Your answer is a single number: the count of lines that contain the string "object".

— start of Data listing —

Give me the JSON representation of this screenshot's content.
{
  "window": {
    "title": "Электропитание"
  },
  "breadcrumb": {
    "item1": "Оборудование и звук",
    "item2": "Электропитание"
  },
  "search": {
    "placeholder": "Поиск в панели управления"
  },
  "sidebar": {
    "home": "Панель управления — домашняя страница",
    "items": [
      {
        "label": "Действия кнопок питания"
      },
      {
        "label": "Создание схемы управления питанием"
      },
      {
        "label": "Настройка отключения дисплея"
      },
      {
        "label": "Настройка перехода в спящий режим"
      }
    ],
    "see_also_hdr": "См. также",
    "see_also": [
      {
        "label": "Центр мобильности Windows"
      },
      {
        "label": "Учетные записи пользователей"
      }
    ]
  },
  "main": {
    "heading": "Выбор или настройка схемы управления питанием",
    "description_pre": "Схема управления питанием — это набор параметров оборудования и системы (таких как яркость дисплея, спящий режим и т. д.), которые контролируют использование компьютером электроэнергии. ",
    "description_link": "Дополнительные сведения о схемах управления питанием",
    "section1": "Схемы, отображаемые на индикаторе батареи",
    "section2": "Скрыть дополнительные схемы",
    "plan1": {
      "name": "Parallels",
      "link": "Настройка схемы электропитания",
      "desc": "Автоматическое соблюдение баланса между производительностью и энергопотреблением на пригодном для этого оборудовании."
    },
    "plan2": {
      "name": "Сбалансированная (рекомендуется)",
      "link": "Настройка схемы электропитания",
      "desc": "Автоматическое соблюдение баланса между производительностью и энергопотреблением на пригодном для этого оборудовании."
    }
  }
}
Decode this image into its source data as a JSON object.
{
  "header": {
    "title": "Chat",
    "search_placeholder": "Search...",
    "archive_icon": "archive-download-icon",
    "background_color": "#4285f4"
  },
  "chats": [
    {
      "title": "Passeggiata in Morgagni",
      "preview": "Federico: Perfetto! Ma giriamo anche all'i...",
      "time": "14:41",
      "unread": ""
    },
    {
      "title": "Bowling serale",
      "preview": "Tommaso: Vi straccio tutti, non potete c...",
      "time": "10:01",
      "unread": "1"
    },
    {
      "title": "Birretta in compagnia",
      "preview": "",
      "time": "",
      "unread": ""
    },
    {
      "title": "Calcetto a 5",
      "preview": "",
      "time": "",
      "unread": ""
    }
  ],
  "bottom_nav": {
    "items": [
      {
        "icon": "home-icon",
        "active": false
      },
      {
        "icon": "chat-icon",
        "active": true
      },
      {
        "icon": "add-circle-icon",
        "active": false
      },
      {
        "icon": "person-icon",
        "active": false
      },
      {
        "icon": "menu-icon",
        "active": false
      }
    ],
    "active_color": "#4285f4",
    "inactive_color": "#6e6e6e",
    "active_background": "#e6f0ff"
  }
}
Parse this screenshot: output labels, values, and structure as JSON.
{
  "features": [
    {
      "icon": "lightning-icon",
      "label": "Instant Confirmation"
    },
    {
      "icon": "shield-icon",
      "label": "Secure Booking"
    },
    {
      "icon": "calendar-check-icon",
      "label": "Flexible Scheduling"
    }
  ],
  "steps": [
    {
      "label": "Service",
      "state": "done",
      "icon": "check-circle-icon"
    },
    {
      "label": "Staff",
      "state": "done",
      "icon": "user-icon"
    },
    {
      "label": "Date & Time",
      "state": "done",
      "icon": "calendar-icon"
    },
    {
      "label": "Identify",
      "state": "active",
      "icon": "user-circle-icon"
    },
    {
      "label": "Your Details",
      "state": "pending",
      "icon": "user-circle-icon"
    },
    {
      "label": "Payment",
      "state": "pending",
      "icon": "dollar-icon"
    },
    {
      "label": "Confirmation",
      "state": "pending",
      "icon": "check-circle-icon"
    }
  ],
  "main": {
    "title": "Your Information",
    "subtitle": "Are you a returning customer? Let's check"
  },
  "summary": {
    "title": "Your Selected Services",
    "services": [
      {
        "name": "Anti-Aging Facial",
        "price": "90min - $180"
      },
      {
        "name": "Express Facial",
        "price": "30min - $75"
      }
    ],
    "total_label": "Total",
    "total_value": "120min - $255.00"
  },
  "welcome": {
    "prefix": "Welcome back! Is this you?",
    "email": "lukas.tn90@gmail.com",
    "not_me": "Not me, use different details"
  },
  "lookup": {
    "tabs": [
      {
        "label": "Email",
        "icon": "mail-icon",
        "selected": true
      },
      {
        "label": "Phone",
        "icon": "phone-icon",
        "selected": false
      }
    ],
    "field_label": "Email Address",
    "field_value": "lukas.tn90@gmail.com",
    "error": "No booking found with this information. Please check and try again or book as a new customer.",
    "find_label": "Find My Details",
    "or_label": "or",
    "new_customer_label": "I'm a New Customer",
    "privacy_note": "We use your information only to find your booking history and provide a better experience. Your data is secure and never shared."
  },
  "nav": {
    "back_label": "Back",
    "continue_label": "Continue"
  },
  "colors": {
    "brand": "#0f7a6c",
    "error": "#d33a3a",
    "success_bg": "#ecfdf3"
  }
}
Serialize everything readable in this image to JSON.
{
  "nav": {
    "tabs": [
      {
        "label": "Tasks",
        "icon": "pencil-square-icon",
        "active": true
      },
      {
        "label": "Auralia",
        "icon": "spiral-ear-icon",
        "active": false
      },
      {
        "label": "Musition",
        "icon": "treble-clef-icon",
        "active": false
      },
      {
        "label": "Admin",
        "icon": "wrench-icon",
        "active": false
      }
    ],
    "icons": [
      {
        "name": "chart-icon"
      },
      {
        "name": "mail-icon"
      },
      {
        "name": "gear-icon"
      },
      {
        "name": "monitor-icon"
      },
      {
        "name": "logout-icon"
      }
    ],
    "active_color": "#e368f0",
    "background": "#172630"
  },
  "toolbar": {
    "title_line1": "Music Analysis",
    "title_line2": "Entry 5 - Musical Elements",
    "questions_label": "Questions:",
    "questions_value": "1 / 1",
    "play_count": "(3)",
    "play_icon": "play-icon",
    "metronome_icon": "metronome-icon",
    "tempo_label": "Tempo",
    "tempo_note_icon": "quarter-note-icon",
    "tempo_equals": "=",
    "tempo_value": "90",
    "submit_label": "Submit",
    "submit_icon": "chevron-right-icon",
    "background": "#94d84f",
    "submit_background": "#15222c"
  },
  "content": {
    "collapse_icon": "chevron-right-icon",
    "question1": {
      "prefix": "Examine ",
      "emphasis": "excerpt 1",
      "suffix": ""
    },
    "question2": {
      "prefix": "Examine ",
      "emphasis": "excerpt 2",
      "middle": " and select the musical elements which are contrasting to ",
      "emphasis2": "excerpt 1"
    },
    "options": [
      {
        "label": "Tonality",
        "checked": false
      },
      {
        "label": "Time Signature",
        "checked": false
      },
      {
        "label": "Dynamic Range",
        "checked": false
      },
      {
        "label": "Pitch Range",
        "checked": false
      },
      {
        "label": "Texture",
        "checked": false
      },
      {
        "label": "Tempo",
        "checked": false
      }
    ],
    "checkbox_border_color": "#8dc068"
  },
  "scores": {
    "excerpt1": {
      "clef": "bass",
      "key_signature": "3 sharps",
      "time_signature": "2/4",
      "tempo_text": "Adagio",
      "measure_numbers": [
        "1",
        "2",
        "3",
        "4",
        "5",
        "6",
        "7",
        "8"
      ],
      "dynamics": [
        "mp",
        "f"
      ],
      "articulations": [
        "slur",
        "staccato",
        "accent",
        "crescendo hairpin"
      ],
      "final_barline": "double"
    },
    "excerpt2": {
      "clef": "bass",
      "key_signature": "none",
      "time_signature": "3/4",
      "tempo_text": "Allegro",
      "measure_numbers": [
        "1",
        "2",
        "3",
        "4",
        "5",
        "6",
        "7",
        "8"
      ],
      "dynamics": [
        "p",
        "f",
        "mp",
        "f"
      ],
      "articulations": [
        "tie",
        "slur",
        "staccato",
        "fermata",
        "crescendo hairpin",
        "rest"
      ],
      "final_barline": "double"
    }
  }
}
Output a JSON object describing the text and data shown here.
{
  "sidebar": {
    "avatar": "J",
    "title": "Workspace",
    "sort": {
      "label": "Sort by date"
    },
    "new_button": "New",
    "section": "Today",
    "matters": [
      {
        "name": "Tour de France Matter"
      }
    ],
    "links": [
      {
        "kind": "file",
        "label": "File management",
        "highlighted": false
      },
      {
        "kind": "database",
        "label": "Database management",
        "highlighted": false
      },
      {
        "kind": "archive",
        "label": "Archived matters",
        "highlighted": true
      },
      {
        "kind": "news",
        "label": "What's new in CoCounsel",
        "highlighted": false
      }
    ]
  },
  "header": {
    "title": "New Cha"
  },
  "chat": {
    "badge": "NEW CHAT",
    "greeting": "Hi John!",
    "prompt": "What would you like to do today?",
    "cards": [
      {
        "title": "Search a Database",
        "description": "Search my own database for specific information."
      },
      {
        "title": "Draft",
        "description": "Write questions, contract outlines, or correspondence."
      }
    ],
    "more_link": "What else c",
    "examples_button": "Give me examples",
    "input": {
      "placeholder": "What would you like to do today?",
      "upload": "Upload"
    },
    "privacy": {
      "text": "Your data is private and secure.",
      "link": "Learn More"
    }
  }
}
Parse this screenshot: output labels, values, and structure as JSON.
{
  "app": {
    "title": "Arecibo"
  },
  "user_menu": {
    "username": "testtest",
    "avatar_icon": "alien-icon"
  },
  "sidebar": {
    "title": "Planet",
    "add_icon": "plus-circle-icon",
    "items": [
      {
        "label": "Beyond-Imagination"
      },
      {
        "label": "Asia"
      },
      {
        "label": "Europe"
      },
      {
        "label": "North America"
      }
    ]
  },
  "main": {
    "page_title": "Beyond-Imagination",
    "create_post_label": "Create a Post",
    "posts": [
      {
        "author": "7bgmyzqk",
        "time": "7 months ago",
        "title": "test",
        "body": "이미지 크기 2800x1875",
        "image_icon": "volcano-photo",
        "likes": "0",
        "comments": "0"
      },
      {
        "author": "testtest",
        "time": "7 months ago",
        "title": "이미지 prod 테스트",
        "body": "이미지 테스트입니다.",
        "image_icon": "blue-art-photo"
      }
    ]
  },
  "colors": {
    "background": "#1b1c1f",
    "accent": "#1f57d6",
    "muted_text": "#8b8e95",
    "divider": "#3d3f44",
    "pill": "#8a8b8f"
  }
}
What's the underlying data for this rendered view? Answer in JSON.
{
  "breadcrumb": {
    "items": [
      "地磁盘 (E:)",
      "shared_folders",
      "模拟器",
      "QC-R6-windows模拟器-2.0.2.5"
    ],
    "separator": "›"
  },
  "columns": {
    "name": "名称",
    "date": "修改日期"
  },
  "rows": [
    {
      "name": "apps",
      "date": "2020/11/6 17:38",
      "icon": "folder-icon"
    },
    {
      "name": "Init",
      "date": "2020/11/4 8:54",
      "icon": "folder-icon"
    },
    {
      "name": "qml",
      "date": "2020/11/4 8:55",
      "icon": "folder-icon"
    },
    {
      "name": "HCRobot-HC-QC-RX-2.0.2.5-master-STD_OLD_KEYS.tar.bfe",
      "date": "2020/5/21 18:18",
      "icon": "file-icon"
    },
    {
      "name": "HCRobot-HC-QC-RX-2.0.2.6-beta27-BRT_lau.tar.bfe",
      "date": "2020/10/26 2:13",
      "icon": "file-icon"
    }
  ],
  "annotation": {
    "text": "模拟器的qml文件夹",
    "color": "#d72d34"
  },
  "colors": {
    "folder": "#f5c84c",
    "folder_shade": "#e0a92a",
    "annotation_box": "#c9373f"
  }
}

— end of Data listing —

Worked solution: 2